Autobiographie d’Albert Cohen, publié chez Gallimard en 1954. 175 pages.


Les fils ne savent pas que leurs mères sont mortelles.

Je connais Albert Cohen grâce à Belle du seigneur, gros pavé de 1200 pages lu au printemps il y a deux ans. J’avais été marquée par le style d’écriture simple, presque enfantin, très authentique, qui laissait retranscrire de véritables sentiments et émotions. Quand j’ai ouvert Le livre de ma mère, qui est presque dix fois plus court que Belle du seigneur, j’avais de grandes attentes. Le sujet est très intime alors croisé avec les prouesses d’écriture de l’auteur, je m’attendais à quelque chose de grand… Je dois avouer pour commencer que le feu d’artifice n’a pas eu lieu. Je pense que la longueur de ce livre et l’aspect « exposé » m’ont un peu fait passer à côté.

Le livre de ma mère porte admirablement bien son nom. Albert Cohen emporte le lecteur avec lui dans ses souvenirs avec sa mère, teintés de deuil et de regrets puisque celle-ci vient de décéder. Il a honte du mauvais fils qu’il a été parfois, de s’être moqué d’elle et de l’avoir parfois méprisée. Des épisodes du passé s’alternent comme par magie avec des réflexions présentes et des retours sur ces événements. Le tout est très fluide et se laisse lire presque d’une traite.

Il y a deux choses (qui sont liées) que j’ai découvertes dans Belle du seigneur que j’ai vraiment apprécié retrouver dans cet ouvrage-là. La première est le registre d’écriture assez unique de l’auteur. Il détonne énormément de ce qu’on a l’habitude de lire, en ce qu’il est familier, voire même enfantin. Ce style presque oral donne l’impression que l’on n’est pas en train de lire mais bel et bien d’écouter Albert Cohen dans son monologue. La structure en courts chapitres renforce cet aspect, comme s’il reprenait son souffle entre deux phrases. La seconde est le style, extrêmement authentique et terre-à-terre. Je ne sais pas comment expliquer ce que je ressens en lisant – comme si les émotions étaient pures, mises à nu, décortiquées presque. Comme si l’écrivain était doté d’une clairvoyance extrême qui lui permettait de voir au sein même de l’espèce humaine. La longueur totale du livre ne permet certes pas aussi bien d’en saisir la force que dans Belle du seigneur, mais l’effet est toujours là.

(Liste de données)
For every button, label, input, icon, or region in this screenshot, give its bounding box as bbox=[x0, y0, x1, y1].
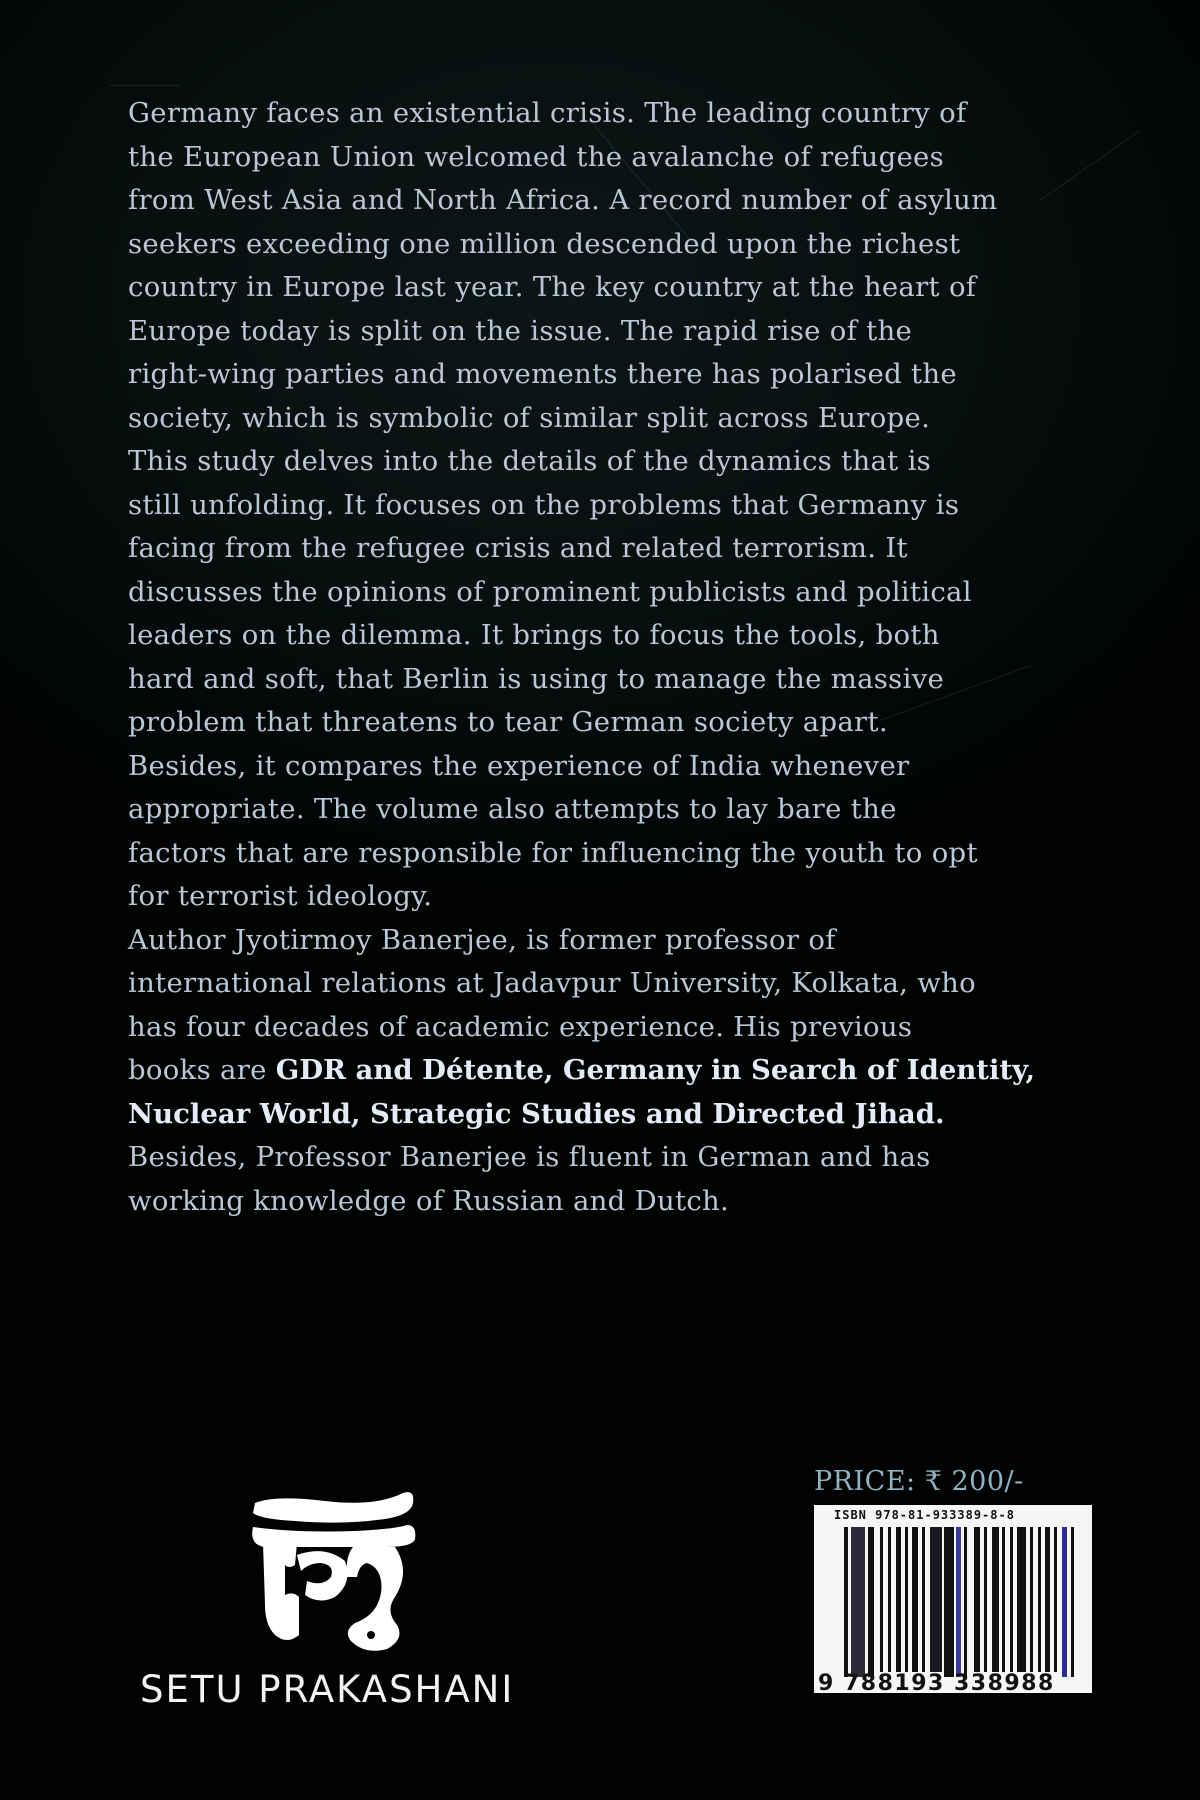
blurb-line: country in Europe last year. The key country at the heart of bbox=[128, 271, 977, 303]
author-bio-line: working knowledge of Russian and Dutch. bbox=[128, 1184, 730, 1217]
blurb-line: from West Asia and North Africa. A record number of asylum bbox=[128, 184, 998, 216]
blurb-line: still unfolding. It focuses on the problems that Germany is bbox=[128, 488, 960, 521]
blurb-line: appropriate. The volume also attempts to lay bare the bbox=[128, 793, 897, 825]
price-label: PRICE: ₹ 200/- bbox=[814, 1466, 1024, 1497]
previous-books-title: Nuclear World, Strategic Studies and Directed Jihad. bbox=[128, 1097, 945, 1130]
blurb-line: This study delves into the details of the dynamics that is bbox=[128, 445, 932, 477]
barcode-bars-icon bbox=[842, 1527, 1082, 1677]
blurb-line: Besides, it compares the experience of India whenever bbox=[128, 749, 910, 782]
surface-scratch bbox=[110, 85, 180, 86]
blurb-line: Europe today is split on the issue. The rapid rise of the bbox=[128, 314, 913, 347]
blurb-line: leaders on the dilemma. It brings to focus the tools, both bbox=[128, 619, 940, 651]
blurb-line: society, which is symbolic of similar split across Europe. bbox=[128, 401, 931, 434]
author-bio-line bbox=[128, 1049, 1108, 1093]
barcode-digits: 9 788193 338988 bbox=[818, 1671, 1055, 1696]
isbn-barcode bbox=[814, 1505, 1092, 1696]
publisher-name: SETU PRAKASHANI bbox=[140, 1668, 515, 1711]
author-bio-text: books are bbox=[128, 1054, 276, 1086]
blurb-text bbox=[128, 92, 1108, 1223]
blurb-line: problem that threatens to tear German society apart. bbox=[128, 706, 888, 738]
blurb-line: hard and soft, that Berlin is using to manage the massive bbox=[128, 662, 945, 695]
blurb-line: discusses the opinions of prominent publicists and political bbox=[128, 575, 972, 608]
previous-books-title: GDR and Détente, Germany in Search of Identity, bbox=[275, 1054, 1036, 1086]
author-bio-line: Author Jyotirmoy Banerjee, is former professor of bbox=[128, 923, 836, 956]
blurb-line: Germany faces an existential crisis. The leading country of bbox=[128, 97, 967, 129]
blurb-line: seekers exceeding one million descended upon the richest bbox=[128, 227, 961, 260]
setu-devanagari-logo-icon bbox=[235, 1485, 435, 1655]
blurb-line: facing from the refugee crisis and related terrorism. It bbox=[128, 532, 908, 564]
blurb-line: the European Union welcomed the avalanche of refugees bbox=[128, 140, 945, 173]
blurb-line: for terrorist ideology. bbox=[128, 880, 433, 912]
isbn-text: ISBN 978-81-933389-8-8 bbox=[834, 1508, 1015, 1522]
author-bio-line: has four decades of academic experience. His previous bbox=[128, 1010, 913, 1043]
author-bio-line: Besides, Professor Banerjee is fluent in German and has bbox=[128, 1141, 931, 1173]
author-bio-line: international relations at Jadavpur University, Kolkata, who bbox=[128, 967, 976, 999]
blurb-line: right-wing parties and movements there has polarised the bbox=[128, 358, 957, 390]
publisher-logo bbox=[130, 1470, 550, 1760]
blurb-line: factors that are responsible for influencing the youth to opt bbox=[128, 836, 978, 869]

#### Consignes:
1. Dans la liste de données, corrigez le passage allant de la ligne qui contient « blurb-line: country in » jusqu'à celle qui contient « blurb-line: Europe today », toutes deux comprises, en remplaçant « asylum » par « protection » sans rien modifier d'autre.
2. Poursuivez, s'il vous plaît, la critique du Livre de ma mère à partir de sa dernière phrase.

#### Réponses:
1.
blurb-line: country in Europe last year. The key country at the heart of bbox=[128, 271, 977, 303]
author-bio-line: working knowledge of Russian and Dutch. bbox=[128, 1184, 730, 1217]
blurb-line: from West Asia and North Africa. A record number of protection bbox=[128, 184, 998, 216]
blurb-line: still unfolding. It focuses on the problems that Germany is bbox=[128, 488, 960, 521]
blurb-line: appropriate. The volume also attempts to lay bare the bbox=[128, 793, 897, 825]
price-label: PRICE: ₹ 200/- bbox=[814, 1466, 1024, 1497]
previous-books-title: Nuclear World, Strategic Studies and Directed Jihad. bbox=[128, 1097, 945, 1130]
blurb-line: This study delves into the details of the dynamics that is bbox=[128, 445, 932, 477]
barcode-bars-icon bbox=[842, 1527, 1082, 1677]
blurb-line: Besides, it compares the experience of India whenever bbox=[128, 749, 910, 782]
surface-scratch bbox=[110, 85, 180, 86]
blurb-line: Europe today is split on the issue. The rapid rise of the bbox=[128, 314, 913, 347]

2.
Toute seule là-dessous, la pauvre inutile dont on s’est débarrassé dans de la terre, toute seule, et on a eu la gentille pensée de lui mettre dessus une lourde dalle de marbre, un presse-mort, pour être bien sûr qu’elle ne s’en ira pas.

En revanche, comme je vous expliquais au tout début, même si j’ai retrouvé en partie ce que j’espérais dans ce roman, il n’y a pas eu l’effervescence que j’espérais en entamant ma lecture. Je pense notamment que le fait que le livre soit très court m’a empêchée de vraiment m’imprégner du style et qu’au final les phrases ont glissé sur moi de manière plus ou moins indifférenciée. Même si j’ai évidemment été émue par certains passages, je n’ai pas réussi à être imprégnée du texte comme je l’aurais été s’il avait été plus long. Peut-être que je n’ai pas réussi à prendre suffisamment mon temps dans ma lecture et qu’au final je l’ai bâclée. Peut-être que je n’étais pas dans le bon état d’esprit au moment de ma lecture. Une multitude de facteur me font penser que j’aurais pu l’apprécier bien plus et qu’il aurait pu allumer en moi une étincelle. Cela n’a pas été le cas.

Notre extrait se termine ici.